§ EXERCISE OBJECTIVE: Extract all records. Keep each one exact.

SUPPLIED INFORMATION start

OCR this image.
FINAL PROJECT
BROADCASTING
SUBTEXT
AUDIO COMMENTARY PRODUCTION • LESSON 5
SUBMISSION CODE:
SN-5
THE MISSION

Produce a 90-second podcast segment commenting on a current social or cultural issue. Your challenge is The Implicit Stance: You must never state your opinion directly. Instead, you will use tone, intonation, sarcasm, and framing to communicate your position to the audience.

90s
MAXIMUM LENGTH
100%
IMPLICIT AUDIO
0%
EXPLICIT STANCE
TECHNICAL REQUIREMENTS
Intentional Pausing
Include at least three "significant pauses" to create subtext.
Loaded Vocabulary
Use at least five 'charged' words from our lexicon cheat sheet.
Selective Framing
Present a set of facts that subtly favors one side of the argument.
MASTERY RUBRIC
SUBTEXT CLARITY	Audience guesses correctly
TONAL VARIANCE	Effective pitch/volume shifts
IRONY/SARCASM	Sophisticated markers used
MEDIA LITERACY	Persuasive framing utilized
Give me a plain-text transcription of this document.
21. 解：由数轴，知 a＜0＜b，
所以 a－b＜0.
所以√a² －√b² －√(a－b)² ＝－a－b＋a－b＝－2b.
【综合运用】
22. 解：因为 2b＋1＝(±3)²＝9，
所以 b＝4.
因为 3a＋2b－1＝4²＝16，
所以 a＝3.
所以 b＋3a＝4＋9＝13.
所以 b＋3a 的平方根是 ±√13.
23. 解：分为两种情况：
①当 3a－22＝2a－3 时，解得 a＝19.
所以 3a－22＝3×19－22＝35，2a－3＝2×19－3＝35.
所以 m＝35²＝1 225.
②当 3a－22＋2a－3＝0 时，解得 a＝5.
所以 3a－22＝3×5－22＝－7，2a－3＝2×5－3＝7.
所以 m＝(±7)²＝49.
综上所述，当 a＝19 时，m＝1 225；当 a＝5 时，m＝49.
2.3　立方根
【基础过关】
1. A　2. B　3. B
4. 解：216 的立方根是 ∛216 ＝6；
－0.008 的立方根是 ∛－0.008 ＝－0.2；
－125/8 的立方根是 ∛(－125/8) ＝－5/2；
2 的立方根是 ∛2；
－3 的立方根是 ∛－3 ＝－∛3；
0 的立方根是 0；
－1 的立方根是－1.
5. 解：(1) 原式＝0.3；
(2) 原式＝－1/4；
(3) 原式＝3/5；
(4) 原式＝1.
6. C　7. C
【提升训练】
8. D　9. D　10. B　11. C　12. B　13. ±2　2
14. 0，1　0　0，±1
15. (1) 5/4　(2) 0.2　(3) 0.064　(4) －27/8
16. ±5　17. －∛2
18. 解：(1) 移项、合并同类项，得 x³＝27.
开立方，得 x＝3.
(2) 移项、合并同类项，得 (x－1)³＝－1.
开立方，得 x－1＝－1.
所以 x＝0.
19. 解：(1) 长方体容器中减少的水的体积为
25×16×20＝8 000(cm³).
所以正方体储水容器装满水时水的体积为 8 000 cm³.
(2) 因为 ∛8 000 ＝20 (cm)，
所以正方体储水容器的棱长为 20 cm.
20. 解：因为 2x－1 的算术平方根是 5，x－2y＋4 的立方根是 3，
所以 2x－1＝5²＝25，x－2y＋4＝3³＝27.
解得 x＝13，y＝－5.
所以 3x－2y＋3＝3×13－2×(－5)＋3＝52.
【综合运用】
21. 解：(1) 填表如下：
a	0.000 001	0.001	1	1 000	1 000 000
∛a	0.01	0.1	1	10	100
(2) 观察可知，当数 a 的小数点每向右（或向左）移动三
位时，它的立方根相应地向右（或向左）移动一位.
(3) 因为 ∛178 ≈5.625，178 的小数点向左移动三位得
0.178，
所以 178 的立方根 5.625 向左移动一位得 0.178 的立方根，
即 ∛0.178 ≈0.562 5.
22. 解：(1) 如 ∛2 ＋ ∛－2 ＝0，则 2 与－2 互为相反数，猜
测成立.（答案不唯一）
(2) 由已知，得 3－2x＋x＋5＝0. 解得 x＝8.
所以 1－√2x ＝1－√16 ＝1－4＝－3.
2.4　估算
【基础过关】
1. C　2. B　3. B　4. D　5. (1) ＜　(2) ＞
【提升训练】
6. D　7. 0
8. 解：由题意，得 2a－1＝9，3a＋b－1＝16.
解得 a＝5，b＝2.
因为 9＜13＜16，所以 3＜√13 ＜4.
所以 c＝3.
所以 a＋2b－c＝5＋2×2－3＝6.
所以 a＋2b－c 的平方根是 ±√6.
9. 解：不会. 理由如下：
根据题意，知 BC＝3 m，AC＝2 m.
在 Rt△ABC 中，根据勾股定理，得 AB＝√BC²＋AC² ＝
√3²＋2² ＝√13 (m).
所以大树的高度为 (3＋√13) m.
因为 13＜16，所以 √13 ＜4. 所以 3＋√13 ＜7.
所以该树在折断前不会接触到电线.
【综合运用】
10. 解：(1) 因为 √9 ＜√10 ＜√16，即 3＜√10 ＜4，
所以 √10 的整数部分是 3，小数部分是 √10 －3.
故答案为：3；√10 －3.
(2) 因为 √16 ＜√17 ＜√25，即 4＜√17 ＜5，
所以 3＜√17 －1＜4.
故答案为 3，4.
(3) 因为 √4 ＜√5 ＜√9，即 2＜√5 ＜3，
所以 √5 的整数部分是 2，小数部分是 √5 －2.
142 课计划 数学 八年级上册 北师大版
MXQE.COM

SUPPLIED INFORMATION end

§ EXPECTED ANSWER:
OCR this image.
FINAL PROJECT
BROADCASTING
SUBTEXT
AUDIO COMMENTARY PRODUCTION • LESSON 5
SUBMISSION CODE:
SN-5
THE MISSION

Produce a 90-second podcast segment commenting on a current social or cultural issue. Your challenge is The Implicit Stance: You must never state your opinion directly. Instead, you will use tone, intonation, sarcasm, and framing to communicate your position to the audience.

90s
MAXIMUM LENGTH
100%
IMPLICIT AUDIO
0%
EXPLICIT STANCE
TECHNICAL REQUIREMENTS
Intentional Pausing
Include at least three "significant pauses" to create subtext.
Loaded Vocabulary
Use at least five 'charged' words from our lexicon cheat sheet.
Selective Framing
Present a set of facts that subtly favors one side of the argument.
MASTERY RUBRIC
SUBTEXT CLARITY	Audience guesses correctly
TONAL VARIANCE	Effective pitch/volume shifts
IRONY/SARCASM	Sophisticated markers used
MEDIA LITERACY	Persuasive framing utilized
Give me a plain-text transcription of this document.
21. 解：由数轴，知 a＜0＜b，
所以 a－b＜0.
所以√a² －√b² －√(a－b)² ＝－a－b＋a－b＝－2b.
【综合运用】
22. 解：因为 2b＋1＝(±3)²＝9，
所以 b＝4.
因为 3a＋2b－1＝4²＝16，
所以 a＝3.
所以 b＋3a＝4＋9＝13.
所以 b＋3a 的平方根是 ±√13.
23. 解：分为两种情况：
①当 3a－22＝2a－3 时，解得 a＝19.
所以 3a－22＝3×19－22＝35，2a－3＝2×19－3＝35.
所以 m＝35²＝1 225.
②当 3a－22＋2a－3＝0 时，解得 a＝5.
所以 3a－22＝3×5－22＝－7，2a－3＝2×5－3＝7.
所以 m＝(±7)²＝49.
综上所述，当 a＝19 时，m＝1 225；当 a＝5 时，m＝49.
2.3　立方根
【基础过关】
1. A　2. B　3. B
4. 解：216 的立方根是 ∛216 ＝6；
－0.008 的立方根是 ∛－0.008 ＝－0.2；
－125/8 的立方根是 ∛(－125/8) ＝－5/2；
2 的立方根是 ∛2；
－3 的立方根是 ∛－3 ＝－∛3；
0 的立方根是 0；
－1 的立方根是－1.
5. 解：(1) 原式＝0.3；
(2) 原式＝－1/4；
(3) 原式＝3/5；
(4) 原式＝1.
6. C　7. C
【提升训练】
8. D　9. D　10. B　11. C　12. B　13. ±2　2
14. 0，1　0　0，±1
15. (1) 5/4　(2) 0.2　(3) 0.064　(4) －27/8
16. ±5　17. －∛2
18. 解：(1) 移项、合并同类项，得 x³＝27.
开立方，得 x＝3.
(2) 移项、合并同类项，得 (x－1)³＝－1.
开立方，得 x－1＝－1.
所以 x＝0.
19. 解：(1) 长方体容器中减少的水的体积为
25×16×20＝8 000(cm³).
所以正方体储水容器装满水时水的体积为 8 000 cm³.
(2) 因为 ∛8 000 ＝20 (cm)，
所以正方体储水容器的棱长为 20 cm.
20. 解：因为 2x－1 的算术平方根是 5，x－2y＋4 的立方根是 3，
所以 2x－1＝5²＝25，x－2y＋4＝3³＝27.
解得 x＝13，y＝－5.
所以 3x－2y＋3＝3×13－2×(－5)＋3＝52.
【综合运用】
21. 解：(1) 填表如下：
a	0.000 001	0.001	1	1 000	1 000 000
∛a	0.01	0.1	1	10	100
(2) 观察可知，当数 a 的小数点每向右（或向左）移动三
位时，它的立方根相应地向右（或向左）移动一位.
(3) 因为 ∛178 ≈5.625，178 的小数点向左移动三位得
0.178，
所以 178 的立方根 5.625 向左移动一位得 0.178 的立方根，
即 ∛0.178 ≈0.562 5.
22. 解：(1) 如 ∛2 ＋ ∛－2 ＝0，则 2 与－2 互为相反数，猜
测成立.（答案不唯一）
(2) 由已知，得 3－2x＋x＋5＝0. 解得 x＝8.
所以 1－√2x ＝1－√16 ＝1－4＝－3.
2.4　估算
【基础过关】
1. C　2. B　3. B　4. D　5. (1) ＜　(2) ＞
【提升训练】
6. D　7. 0
8. 解：由题意，得 2a－1＝9，3a＋b－1＝16.
解得 a＝5，b＝2.
因为 9＜13＜16，所以 3＜√13 ＜4.
所以 c＝3.
所以 a＋2b－c＝5＋2×2－3＝6.
所以 a＋2b－c 的平方根是 ±√6.
9. 解：不会. 理由如下：
根据题意，知 BC＝3 m，AC＝2 m.
在 Rt△ABC 中，根据勾股定理，得 AB＝√BC²＋AC² ＝
√3²＋2² ＝√13 (m).
所以大树的高度为 (3＋√13) m.
因为 13＜16，所以 √13 ＜4. 所以 3＋√13 ＜7.
所以该树在折断前不会接触到电线.
【综合运用】
10. 解：(1) 因为 √9 ＜√10 ＜√16，即 3＜√10 ＜4，
所以 √10 的整数部分是 3，小数部分是 √10 －3.
故答案为：3；√10 －3.
(2) 因为 √16 ＜√17 ＜√25，即 4＜√17 ＜5，
所以 3＜√17 －1＜4.
故答案为 3，4.
(3) 因为 √4 ＜√5 ＜√9，即 2＜√5 ＜3，
所以 √5 的整数部分是 2，小数部分是 √5 －2.
142 课计划 数学 八年级上册 北师大版
MXQE.COM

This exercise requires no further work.